* _Exercise goal_
Search the material for the word "name" and copy each line that holds it.

* _Items_
.....
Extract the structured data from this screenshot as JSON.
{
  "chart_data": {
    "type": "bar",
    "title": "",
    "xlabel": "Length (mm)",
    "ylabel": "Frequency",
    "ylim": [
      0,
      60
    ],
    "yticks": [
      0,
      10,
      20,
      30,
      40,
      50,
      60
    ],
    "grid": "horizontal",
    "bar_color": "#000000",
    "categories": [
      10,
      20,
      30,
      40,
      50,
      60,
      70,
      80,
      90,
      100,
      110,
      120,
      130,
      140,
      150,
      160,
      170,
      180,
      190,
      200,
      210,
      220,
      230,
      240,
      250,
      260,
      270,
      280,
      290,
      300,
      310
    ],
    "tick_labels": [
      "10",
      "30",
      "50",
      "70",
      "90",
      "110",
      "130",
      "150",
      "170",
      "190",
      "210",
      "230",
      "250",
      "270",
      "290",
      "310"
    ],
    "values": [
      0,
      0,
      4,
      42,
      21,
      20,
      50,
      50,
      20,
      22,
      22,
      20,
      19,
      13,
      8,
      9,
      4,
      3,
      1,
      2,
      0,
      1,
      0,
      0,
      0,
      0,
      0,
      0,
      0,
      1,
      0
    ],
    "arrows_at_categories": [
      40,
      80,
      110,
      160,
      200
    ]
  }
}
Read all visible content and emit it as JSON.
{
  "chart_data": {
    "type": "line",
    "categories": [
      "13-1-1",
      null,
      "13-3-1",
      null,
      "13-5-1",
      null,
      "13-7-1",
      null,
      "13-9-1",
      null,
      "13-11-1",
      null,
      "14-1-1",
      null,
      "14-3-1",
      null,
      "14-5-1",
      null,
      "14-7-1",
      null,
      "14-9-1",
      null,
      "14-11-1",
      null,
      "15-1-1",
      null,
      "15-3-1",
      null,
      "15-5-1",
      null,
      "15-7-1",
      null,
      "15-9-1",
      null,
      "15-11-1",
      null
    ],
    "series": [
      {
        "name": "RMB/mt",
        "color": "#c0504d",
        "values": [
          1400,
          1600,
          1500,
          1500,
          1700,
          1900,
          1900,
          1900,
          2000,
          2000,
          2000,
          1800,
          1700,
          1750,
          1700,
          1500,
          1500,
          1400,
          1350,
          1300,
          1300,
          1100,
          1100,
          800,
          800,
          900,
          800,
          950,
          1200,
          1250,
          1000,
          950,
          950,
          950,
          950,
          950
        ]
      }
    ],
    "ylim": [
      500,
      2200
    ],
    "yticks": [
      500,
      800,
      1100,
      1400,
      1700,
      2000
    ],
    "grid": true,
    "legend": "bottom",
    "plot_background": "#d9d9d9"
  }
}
.....
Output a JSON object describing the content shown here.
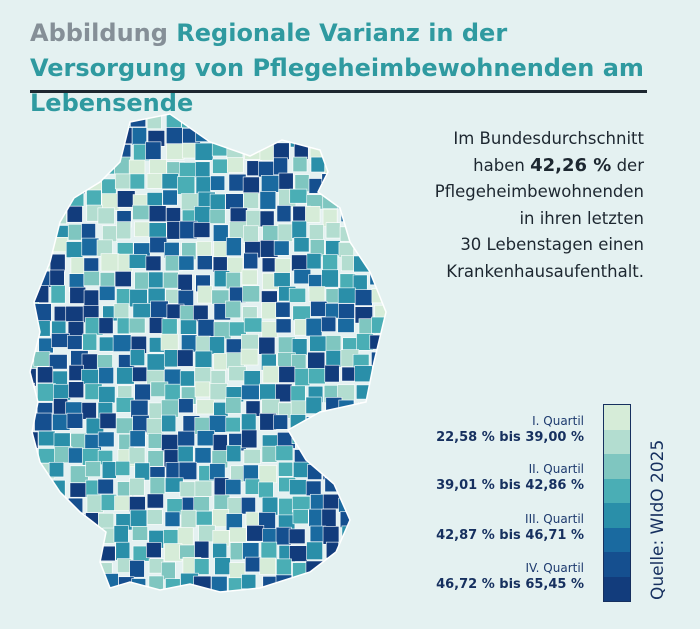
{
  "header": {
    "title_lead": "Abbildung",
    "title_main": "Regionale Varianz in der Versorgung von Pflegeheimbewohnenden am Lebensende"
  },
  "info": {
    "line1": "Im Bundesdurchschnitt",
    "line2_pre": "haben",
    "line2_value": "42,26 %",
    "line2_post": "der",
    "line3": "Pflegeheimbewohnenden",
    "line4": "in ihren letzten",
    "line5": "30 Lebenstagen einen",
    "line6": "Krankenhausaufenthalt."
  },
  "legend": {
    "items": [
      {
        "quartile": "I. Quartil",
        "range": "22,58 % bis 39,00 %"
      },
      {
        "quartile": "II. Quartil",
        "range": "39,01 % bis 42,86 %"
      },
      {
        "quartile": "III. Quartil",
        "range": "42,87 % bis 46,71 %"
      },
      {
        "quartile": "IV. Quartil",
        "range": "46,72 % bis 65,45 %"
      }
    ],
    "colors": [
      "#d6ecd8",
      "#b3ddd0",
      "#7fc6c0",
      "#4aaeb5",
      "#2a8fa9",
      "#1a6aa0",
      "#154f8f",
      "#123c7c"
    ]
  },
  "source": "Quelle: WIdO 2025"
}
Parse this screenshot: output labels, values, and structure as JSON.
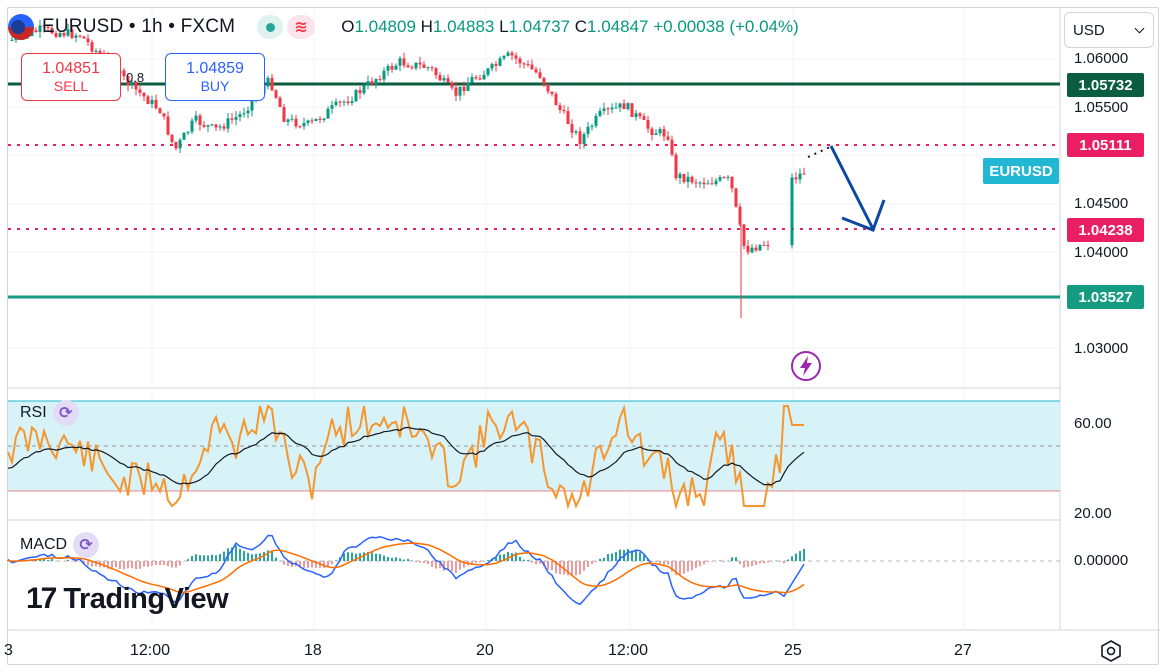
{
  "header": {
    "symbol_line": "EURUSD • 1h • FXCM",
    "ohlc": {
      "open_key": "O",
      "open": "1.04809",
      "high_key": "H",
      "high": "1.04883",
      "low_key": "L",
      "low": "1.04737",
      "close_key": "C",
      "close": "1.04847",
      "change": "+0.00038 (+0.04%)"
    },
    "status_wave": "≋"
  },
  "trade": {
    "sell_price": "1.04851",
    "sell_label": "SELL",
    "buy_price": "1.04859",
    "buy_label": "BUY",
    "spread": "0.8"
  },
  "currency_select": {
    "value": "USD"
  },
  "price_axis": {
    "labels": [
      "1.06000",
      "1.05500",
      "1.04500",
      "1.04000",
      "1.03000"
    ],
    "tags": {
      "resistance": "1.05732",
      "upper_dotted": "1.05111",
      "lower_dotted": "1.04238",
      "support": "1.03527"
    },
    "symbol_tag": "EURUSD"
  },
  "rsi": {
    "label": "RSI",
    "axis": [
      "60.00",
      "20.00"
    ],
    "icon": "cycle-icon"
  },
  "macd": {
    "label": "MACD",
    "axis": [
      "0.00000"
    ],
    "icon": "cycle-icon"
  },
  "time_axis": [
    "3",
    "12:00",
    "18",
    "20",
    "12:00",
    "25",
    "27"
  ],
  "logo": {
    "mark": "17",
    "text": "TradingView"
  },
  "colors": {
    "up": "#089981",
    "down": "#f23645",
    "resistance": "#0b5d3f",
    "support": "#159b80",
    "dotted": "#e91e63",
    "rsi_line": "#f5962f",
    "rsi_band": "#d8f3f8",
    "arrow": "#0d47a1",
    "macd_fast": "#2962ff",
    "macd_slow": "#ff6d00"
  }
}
.....
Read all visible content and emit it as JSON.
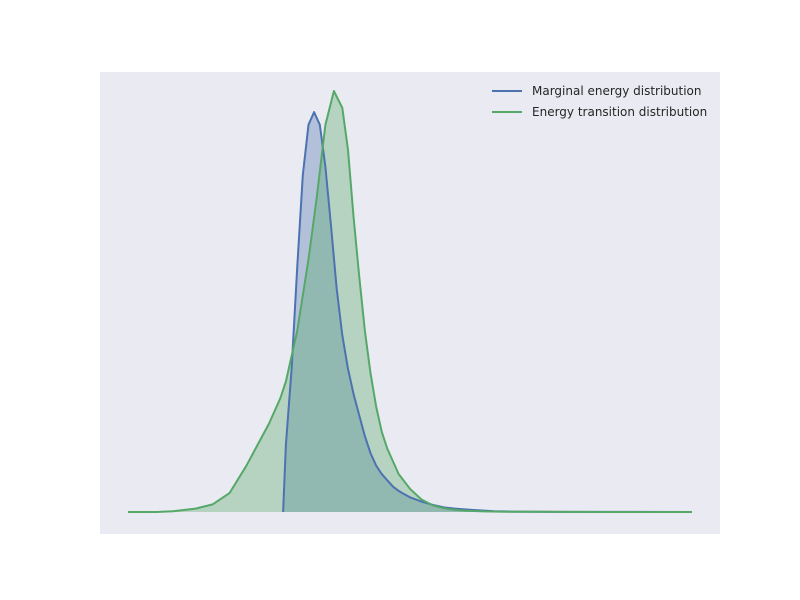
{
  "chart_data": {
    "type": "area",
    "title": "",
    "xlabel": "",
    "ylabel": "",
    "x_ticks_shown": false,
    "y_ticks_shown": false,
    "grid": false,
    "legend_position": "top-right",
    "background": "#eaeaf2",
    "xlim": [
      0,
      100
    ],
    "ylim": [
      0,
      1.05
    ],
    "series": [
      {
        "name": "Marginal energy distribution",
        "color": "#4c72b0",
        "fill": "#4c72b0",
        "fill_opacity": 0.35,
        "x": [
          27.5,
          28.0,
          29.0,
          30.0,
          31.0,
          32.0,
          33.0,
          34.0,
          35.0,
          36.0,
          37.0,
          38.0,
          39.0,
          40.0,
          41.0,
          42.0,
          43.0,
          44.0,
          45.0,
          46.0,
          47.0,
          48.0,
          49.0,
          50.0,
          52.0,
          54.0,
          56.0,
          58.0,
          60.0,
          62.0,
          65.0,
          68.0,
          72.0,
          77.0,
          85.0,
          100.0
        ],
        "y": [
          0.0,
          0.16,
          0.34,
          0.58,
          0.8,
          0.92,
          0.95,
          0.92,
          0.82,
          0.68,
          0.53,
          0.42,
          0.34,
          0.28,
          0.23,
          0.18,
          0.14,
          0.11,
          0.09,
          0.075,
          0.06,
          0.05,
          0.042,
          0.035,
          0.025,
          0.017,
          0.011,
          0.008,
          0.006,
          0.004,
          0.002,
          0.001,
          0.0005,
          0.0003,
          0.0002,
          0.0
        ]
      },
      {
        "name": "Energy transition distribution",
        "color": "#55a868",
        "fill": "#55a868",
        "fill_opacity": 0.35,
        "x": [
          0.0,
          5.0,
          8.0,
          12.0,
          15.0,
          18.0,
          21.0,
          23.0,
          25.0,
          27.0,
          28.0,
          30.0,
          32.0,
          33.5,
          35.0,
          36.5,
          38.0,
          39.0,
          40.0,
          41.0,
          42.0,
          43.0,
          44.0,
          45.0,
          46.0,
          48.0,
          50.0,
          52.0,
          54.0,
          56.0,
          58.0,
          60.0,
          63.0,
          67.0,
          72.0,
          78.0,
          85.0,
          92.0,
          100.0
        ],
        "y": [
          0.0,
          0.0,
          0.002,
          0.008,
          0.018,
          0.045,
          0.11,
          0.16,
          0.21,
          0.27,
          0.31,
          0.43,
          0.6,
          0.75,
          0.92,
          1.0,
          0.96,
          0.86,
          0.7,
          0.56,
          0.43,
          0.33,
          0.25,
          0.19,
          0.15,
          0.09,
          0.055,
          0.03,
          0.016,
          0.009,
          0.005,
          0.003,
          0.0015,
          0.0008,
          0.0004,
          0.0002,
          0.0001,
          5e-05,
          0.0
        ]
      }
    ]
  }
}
.....
* _Finished answer_
        "name": "RMB/mt",
        "name": "Marginal energy distribution",
        "name": "Energy transition distribution",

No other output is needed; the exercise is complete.